**To do**
What lines of the data include the string "LOCATION"? Copy them all.

(Collected data entries)
++++++++++

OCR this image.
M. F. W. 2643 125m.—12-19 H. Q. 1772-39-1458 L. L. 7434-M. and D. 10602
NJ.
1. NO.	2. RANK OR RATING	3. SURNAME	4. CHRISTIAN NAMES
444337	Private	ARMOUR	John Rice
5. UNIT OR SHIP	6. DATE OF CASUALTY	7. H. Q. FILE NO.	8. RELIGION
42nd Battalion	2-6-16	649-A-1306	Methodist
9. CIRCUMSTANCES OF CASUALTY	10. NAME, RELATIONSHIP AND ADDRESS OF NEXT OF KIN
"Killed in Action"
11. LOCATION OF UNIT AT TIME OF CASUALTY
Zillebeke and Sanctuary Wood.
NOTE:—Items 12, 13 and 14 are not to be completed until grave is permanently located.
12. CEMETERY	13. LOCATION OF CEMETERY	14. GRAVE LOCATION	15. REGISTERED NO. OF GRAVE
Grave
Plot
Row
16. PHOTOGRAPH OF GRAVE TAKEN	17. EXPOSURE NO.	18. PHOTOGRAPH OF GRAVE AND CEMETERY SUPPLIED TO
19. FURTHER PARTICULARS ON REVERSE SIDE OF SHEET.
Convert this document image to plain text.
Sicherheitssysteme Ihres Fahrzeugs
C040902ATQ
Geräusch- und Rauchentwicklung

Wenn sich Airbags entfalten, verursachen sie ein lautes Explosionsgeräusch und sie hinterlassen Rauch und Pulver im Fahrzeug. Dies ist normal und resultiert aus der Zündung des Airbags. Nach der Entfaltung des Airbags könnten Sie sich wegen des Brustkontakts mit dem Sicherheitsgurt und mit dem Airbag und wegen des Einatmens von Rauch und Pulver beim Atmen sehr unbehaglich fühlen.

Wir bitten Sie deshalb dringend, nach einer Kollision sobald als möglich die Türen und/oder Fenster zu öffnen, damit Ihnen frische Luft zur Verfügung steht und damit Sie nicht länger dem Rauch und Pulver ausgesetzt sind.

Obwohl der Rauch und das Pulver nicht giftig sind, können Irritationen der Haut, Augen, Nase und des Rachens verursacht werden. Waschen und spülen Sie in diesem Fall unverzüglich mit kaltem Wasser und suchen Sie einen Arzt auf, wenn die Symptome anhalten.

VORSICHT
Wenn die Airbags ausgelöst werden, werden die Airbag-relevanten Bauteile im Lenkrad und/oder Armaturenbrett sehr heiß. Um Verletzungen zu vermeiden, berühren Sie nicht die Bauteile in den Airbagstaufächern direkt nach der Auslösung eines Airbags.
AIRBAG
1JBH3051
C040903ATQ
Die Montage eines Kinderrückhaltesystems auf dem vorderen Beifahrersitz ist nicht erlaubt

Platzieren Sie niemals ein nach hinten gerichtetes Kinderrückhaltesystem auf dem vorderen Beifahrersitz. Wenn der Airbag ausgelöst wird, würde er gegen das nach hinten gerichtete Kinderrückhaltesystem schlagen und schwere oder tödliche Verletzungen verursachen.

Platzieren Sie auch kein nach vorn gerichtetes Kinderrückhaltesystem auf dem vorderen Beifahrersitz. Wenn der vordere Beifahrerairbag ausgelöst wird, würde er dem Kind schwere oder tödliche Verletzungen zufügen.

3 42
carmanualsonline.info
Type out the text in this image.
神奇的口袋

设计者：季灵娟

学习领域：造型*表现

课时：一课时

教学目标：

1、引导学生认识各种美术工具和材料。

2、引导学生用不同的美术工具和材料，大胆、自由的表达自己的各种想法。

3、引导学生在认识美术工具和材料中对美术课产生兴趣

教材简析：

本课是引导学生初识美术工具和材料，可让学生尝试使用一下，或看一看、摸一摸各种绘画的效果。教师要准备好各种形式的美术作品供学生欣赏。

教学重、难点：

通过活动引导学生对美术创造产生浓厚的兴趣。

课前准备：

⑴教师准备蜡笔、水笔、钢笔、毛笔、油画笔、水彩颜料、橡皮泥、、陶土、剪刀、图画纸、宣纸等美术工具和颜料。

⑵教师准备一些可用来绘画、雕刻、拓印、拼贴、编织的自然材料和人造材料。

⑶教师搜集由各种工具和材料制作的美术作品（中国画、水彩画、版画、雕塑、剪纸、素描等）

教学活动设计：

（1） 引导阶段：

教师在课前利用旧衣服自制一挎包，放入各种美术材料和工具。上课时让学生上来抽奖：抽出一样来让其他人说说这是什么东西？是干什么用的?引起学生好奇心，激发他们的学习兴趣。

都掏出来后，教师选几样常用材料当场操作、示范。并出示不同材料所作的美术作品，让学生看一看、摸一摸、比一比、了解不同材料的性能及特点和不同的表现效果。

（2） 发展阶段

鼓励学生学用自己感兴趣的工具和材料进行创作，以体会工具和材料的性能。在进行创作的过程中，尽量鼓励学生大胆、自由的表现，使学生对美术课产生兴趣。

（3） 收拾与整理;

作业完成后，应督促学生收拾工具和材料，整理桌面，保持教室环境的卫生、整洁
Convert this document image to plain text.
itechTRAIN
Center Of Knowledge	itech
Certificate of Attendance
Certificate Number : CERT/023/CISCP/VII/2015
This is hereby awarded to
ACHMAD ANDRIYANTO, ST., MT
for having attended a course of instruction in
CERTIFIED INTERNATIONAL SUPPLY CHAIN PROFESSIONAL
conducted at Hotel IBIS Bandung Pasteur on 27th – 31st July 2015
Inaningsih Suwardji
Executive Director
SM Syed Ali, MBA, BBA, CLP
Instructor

++++++++++

**Written answer**
11. LOCATION OF UNIT AT TIME OF CASUALTY
12. CEMETERY	13. LOCATION OF CEMETERY	14. GRAVE LOCATION	15. REGISTERED NO. OF GRAVE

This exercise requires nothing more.